◆ Work to do:
Count every line of the material that holds the string "PRBAPP". Respond with the total only.

◆ Data provided:
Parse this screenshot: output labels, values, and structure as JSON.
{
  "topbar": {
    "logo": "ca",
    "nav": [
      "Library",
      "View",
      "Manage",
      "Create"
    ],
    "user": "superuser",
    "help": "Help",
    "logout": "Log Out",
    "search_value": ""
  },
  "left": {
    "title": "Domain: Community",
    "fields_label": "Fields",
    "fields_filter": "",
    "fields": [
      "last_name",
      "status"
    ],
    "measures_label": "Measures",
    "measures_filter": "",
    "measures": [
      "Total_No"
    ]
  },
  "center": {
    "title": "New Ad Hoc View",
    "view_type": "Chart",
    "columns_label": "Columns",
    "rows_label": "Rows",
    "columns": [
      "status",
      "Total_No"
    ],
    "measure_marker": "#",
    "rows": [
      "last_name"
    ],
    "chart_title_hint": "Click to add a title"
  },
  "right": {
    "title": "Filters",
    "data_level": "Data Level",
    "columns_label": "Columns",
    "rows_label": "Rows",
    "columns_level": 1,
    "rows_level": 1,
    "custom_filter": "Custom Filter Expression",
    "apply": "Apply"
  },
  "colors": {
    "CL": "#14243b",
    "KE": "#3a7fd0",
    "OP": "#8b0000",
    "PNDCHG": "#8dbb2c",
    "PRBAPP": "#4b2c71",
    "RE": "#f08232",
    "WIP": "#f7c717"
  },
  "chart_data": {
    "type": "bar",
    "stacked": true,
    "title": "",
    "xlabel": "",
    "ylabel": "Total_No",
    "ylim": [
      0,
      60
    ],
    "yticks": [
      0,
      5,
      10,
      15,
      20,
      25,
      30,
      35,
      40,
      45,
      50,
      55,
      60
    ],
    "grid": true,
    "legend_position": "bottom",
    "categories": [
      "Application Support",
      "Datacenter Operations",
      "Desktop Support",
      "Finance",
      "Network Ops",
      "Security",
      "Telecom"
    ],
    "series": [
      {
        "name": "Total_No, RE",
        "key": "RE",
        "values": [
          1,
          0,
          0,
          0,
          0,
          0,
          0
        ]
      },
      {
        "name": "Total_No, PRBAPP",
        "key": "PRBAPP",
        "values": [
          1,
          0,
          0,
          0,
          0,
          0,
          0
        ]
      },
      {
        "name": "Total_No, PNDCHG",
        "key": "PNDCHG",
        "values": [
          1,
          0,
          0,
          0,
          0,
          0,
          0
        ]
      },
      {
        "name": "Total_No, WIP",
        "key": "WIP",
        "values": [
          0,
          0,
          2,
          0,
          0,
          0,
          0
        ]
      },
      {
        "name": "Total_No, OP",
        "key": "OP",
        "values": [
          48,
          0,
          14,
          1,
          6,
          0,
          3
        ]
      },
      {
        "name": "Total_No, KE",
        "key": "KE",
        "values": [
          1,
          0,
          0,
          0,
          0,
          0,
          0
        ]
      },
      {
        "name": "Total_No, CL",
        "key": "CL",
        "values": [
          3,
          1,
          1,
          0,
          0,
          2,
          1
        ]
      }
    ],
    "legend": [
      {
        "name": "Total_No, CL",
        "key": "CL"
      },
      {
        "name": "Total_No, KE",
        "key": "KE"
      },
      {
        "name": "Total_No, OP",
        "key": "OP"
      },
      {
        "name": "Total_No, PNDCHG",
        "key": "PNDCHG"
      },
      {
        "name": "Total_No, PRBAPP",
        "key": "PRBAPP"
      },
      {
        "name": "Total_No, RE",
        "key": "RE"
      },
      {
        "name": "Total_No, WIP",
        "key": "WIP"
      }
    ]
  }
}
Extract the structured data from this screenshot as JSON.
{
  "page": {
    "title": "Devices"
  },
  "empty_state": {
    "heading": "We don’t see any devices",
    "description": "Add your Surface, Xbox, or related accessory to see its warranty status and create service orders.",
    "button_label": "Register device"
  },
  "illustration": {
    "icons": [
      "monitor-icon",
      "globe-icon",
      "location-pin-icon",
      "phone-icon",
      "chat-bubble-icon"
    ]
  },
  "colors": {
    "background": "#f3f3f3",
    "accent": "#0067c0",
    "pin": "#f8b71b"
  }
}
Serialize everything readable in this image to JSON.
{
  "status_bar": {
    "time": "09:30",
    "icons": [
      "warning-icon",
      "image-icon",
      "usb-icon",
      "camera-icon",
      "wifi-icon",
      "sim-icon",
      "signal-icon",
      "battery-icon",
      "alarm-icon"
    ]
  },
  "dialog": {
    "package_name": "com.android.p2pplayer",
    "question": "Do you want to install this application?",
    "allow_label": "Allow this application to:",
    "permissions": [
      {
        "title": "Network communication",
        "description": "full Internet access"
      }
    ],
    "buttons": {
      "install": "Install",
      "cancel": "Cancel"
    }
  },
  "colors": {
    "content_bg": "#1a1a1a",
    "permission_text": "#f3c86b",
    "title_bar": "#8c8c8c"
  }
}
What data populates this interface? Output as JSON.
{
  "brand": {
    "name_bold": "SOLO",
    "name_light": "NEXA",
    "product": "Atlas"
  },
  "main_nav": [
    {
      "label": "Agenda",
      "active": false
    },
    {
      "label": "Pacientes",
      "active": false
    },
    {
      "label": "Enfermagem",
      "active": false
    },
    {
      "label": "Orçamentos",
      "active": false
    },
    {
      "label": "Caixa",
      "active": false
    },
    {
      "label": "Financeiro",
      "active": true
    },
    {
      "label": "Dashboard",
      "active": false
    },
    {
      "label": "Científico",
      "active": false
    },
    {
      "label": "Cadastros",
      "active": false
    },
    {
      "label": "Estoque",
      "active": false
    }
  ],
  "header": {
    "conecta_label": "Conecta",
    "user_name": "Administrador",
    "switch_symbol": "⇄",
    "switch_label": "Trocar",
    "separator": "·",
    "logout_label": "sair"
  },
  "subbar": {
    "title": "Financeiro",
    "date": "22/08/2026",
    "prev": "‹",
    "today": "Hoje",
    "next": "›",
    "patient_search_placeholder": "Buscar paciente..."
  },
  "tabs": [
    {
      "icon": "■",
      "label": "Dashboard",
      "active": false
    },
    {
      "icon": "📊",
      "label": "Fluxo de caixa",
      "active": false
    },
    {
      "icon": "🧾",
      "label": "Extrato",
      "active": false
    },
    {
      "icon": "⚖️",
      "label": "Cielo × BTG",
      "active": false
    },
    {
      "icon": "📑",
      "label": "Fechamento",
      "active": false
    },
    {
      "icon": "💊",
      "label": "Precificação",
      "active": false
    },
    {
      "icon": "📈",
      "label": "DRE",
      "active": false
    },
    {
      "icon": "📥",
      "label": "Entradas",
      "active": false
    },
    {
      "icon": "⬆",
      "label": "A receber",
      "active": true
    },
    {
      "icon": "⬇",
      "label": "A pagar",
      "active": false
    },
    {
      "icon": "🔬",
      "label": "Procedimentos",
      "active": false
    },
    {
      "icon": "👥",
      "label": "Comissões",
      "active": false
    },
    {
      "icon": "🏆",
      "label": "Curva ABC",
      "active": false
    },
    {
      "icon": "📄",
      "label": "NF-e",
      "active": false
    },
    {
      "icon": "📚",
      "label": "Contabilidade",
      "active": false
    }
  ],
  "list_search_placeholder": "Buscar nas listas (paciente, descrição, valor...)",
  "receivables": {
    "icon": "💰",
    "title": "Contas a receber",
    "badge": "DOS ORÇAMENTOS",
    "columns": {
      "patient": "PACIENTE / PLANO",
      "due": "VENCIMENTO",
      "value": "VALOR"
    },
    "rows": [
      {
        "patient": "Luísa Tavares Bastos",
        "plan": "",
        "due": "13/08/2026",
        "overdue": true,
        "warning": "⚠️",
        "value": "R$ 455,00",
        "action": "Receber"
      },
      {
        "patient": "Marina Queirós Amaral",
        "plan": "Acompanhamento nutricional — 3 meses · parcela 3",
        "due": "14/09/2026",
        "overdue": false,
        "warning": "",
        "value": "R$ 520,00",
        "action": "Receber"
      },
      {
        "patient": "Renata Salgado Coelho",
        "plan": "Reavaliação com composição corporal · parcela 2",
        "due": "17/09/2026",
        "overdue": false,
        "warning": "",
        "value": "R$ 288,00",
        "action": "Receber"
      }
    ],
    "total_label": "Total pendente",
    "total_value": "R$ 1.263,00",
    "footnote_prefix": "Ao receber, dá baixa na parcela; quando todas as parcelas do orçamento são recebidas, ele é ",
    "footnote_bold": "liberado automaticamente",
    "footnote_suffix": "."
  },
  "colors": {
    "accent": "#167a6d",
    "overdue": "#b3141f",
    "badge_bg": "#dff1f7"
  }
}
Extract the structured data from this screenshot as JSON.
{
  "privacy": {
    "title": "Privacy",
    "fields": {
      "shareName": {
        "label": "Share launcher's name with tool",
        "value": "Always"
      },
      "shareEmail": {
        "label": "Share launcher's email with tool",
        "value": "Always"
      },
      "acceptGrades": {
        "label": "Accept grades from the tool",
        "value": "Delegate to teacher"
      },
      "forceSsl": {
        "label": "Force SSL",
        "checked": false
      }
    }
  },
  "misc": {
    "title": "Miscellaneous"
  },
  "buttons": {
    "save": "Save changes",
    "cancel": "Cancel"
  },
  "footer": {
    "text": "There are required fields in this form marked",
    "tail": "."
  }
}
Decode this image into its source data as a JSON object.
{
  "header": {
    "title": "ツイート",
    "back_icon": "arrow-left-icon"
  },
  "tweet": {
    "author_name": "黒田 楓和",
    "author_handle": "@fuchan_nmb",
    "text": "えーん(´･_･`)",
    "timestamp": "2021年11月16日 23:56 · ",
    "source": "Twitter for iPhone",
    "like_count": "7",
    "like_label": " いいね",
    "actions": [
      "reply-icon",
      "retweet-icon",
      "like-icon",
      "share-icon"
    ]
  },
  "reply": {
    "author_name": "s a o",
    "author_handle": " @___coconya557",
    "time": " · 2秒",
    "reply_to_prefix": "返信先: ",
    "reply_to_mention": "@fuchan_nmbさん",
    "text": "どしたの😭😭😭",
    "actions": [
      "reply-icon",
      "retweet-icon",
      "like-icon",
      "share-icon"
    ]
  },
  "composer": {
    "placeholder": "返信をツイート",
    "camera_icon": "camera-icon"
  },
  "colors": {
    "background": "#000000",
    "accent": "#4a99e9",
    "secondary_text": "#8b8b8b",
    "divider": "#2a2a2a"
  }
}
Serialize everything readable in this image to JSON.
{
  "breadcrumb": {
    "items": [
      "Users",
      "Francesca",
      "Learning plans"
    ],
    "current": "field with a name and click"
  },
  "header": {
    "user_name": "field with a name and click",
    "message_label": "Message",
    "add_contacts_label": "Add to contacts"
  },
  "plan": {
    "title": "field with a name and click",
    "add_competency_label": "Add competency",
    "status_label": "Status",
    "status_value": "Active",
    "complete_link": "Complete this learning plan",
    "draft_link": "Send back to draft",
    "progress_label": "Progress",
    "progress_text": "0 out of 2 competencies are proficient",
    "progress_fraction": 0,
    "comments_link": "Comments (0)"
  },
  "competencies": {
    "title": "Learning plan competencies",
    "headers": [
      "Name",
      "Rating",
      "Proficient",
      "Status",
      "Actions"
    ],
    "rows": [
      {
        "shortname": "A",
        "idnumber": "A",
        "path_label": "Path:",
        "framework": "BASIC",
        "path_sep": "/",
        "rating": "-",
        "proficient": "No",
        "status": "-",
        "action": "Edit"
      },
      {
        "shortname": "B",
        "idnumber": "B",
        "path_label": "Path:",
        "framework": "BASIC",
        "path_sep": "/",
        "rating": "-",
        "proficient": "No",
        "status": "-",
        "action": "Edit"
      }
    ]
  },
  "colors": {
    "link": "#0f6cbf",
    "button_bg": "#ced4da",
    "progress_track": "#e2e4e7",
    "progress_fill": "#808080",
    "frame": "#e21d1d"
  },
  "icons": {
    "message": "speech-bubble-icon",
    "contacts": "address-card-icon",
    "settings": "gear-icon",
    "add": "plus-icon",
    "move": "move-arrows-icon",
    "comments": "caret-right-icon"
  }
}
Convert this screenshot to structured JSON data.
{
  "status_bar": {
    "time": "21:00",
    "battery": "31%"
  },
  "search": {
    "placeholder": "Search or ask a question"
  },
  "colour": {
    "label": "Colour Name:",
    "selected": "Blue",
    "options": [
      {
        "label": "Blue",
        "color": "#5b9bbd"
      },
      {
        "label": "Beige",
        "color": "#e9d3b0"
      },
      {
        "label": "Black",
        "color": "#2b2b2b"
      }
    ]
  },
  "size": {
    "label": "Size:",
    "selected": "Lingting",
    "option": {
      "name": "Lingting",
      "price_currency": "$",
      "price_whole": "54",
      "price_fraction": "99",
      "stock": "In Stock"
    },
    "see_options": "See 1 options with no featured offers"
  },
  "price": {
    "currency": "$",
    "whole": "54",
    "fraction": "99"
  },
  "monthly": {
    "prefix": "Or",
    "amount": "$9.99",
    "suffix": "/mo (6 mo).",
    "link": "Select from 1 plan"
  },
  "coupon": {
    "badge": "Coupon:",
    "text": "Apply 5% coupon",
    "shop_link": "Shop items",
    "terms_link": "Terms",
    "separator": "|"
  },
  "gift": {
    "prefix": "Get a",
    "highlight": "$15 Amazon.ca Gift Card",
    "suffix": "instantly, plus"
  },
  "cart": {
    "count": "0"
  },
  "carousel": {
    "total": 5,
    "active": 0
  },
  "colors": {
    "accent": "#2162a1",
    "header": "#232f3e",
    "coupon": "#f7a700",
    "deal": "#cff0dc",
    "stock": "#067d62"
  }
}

◆ Answer for the task:
5